● **PROBLEM TO SOLVE**
Pick out every line of the entries below where "Overall" occurs, and copy those lines.

● **DATA RECORDS**

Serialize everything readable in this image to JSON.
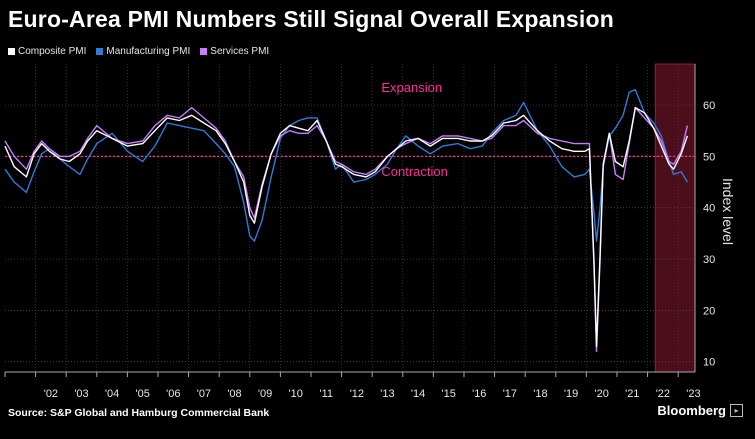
{
  "title": "Euro-Area PMI Numbers Still Signal Overall Expansion",
  "source": "Source: S&P Global and Hamburg Commercial Bank",
  "brand": "Bloomberg",
  "colors": {
    "composite": "#ffffff",
    "manufacturing": "#2f7bd9",
    "services": "#c77dff",
    "threshold": "#ff2d9b",
    "annotation": "#ff2d9b",
    "recent_shade": "#5a1020"
  },
  "chart_data": {
    "type": "line",
    "title": "Euro-Area PMI Numbers Still Signal Overall Expansion",
    "ylabel": "Index level",
    "ylim": [
      8,
      68
    ],
    "yticks": [
      10,
      20,
      30,
      40,
      50,
      60
    ],
    "xlim": [
      2001.0,
      2023.55
    ],
    "xtick_labels": [
      "'02",
      "'03",
      "'04",
      "'05",
      "'06",
      "'07",
      "'08",
      "'09",
      "'10",
      "'11",
      "'12",
      "'13",
      "'14",
      "'15",
      "'16",
      "'17",
      "'18",
      "'19",
      "'20",
      "'21",
      "'22",
      "'23"
    ],
    "threshold": 50,
    "annotations": [
      {
        "text": "Expansion",
        "x": 2013.3,
        "y": 62.5
      },
      {
        "text": "Contraction",
        "x": 2013.3,
        "y": 46.2
      }
    ],
    "shaded_range": {
      "from": 2022.25,
      "to": 2023.55
    },
    "series": [
      {
        "name": "Composite PMI",
        "x": [
          2001.0,
          2001.3,
          2001.7,
          2001.95,
          2002.2,
          2002.45,
          2002.8,
          2003.1,
          2003.45,
          2003.7,
          2004.0,
          2004.5,
          2005.0,
          2005.5,
          2005.9,
          2006.3,
          2006.7,
          2007.1,
          2007.5,
          2007.9,
          2008.2,
          2008.5,
          2008.8,
          2009.0,
          2009.15,
          2009.4,
          2009.7,
          2010.0,
          2010.3,
          2010.6,
          2010.9,
          2011.2,
          2011.5,
          2011.8,
          2012.0,
          2012.4,
          2012.8,
          2013.1,
          2013.5,
          2013.8,
          2014.1,
          2014.5,
          2014.9,
          2015.3,
          2015.8,
          2016.2,
          2016.6,
          2016.9,
          2017.3,
          2017.7,
          2017.95,
          2018.4,
          2018.8,
          2019.2,
          2019.6,
          2019.95,
          2020.1,
          2020.25,
          2020.33,
          2020.45,
          2020.55,
          2020.75,
          2020.95,
          2021.2,
          2021.4,
          2021.6,
          2021.9,
          2022.2,
          2022.45,
          2022.7,
          2022.85,
          2023.1,
          2023.3
        ],
        "values": [
          52.0,
          48.0,
          46.0,
          50.5,
          52.5,
          51.0,
          49.5,
          49.0,
          50.5,
          53.0,
          55.0,
          53.5,
          52.0,
          52.5,
          55.0,
          57.5,
          57.0,
          58.0,
          56.5,
          55.0,
          52.5,
          49.0,
          45.0,
          38.5,
          37.0,
          44.0,
          50.5,
          54.5,
          56.0,
          55.5,
          55.0,
          57.0,
          53.0,
          48.5,
          48.0,
          46.5,
          46.0,
          47.0,
          50.0,
          51.5,
          53.0,
          53.5,
          52.0,
          53.5,
          53.5,
          53.0,
          53.0,
          54.0,
          56.5,
          57.0,
          58.0,
          55.0,
          53.0,
          51.5,
          51.0,
          51.0,
          51.5,
          29.5,
          13.0,
          31.0,
          48.5,
          54.5,
          49.0,
          48.0,
          53.0,
          59.5,
          58.5,
          55.5,
          52.0,
          48.5,
          47.5,
          50.5,
          54.0
        ]
      },
      {
        "name": "Manufacturing PMI",
        "x": [
          2001.0,
          2001.3,
          2001.7,
          2001.95,
          2002.2,
          2002.45,
          2002.8,
          2003.1,
          2003.45,
          2003.7,
          2004.0,
          2004.5,
          2005.0,
          2005.5,
          2005.9,
          2006.3,
          2006.7,
          2007.1,
          2007.5,
          2007.9,
          2008.2,
          2008.5,
          2008.8,
          2009.0,
          2009.15,
          2009.4,
          2009.7,
          2010.0,
          2010.3,
          2010.6,
          2010.9,
          2011.2,
          2011.5,
          2011.8,
          2012.0,
          2012.4,
          2012.8,
          2013.1,
          2013.5,
          2013.8,
          2014.1,
          2014.5,
          2014.9,
          2015.3,
          2015.8,
          2016.2,
          2016.6,
          2016.9,
          2017.3,
          2017.7,
          2017.95,
          2018.4,
          2018.8,
          2019.2,
          2019.6,
          2019.95,
          2020.1,
          2020.25,
          2020.33,
          2020.45,
          2020.55,
          2020.75,
          2020.95,
          2021.2,
          2021.4,
          2021.6,
          2021.9,
          2022.2,
          2022.45,
          2022.7,
          2022.85,
          2023.1,
          2023.3
        ],
        "values": [
          47.5,
          45.0,
          43.0,
          47.0,
          50.5,
          51.5,
          49.5,
          48.0,
          46.5,
          49.5,
          52.5,
          54.5,
          51.0,
          49.0,
          52.0,
          56.5,
          56.0,
          55.5,
          55.0,
          52.5,
          50.5,
          48.0,
          41.0,
          34.5,
          33.5,
          37.5,
          46.0,
          53.5,
          56.0,
          57.0,
          57.5,
          57.5,
          53.0,
          47.5,
          48.5,
          45.0,
          45.5,
          46.5,
          48.5,
          51.5,
          54.0,
          52.0,
          50.5,
          52.0,
          52.5,
          51.5,
          52.0,
          54.5,
          57.0,
          58.0,
          60.5,
          55.0,
          52.0,
          48.0,
          46.0,
          46.5,
          47.5,
          39.0,
          33.5,
          40.0,
          48.0,
          54.0,
          55.5,
          58.0,
          62.5,
          63.0,
          58.5,
          56.5,
          54.0,
          49.0,
          46.5,
          47.0,
          45.0
        ]
      },
      {
        "name": "Services PMI",
        "x": [
          2001.0,
          2001.3,
          2001.7,
          2001.95,
          2002.2,
          2002.45,
          2002.8,
          2003.1,
          2003.45,
          2003.7,
          2004.0,
          2004.5,
          2005.0,
          2005.5,
          2005.9,
          2006.3,
          2006.7,
          2007.1,
          2007.5,
          2007.9,
          2008.2,
          2008.5,
          2008.8,
          2009.0,
          2009.15,
          2009.4,
          2009.7,
          2010.0,
          2010.3,
          2010.6,
          2010.9,
          2011.2,
          2011.5,
          2011.8,
          2012.0,
          2012.4,
          2012.8,
          2013.1,
          2013.5,
          2013.8,
          2014.1,
          2014.5,
          2014.9,
          2015.3,
          2015.8,
          2016.2,
          2016.6,
          2016.9,
          2017.3,
          2017.7,
          2017.95,
          2018.4,
          2018.8,
          2019.2,
          2019.6,
          2019.95,
          2020.1,
          2020.25,
          2020.33,
          2020.45,
          2020.55,
          2020.75,
          2020.95,
          2021.2,
          2021.4,
          2021.6,
          2021.9,
          2022.2,
          2022.45,
          2022.7,
          2022.85,
          2023.1,
          2023.3
        ],
        "values": [
          53.0,
          50.0,
          47.5,
          51.0,
          53.0,
          51.5,
          50.0,
          50.0,
          51.0,
          53.5,
          56.0,
          53.5,
          52.5,
          53.0,
          56.0,
          58.0,
          57.5,
          59.5,
          57.5,
          55.5,
          53.0,
          49.0,
          46.0,
          40.0,
          38.0,
          44.5,
          50.5,
          54.0,
          55.0,
          54.5,
          54.5,
          56.0,
          53.0,
          49.0,
          48.5,
          47.0,
          46.5,
          47.5,
          50.0,
          51.5,
          52.5,
          53.5,
          52.5,
          54.0,
          54.0,
          53.5,
          53.0,
          53.5,
          56.0,
          56.0,
          57.0,
          54.5,
          53.5,
          53.0,
          52.5,
          52.5,
          52.5,
          28.5,
          12.0,
          30.0,
          48.0,
          54.5,
          46.5,
          45.5,
          52.5,
          59.5,
          57.5,
          55.5,
          53.0,
          49.0,
          48.5,
          51.0,
          56.0
        ]
      }
    ]
  }
}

● **ANSWER FOR THE TASK**
  "title": "Euro-Area PMI Numbers Still Signal Overall Expansion",
    "title": "Euro-Area PMI Numbers Still Signal Overall Expansion",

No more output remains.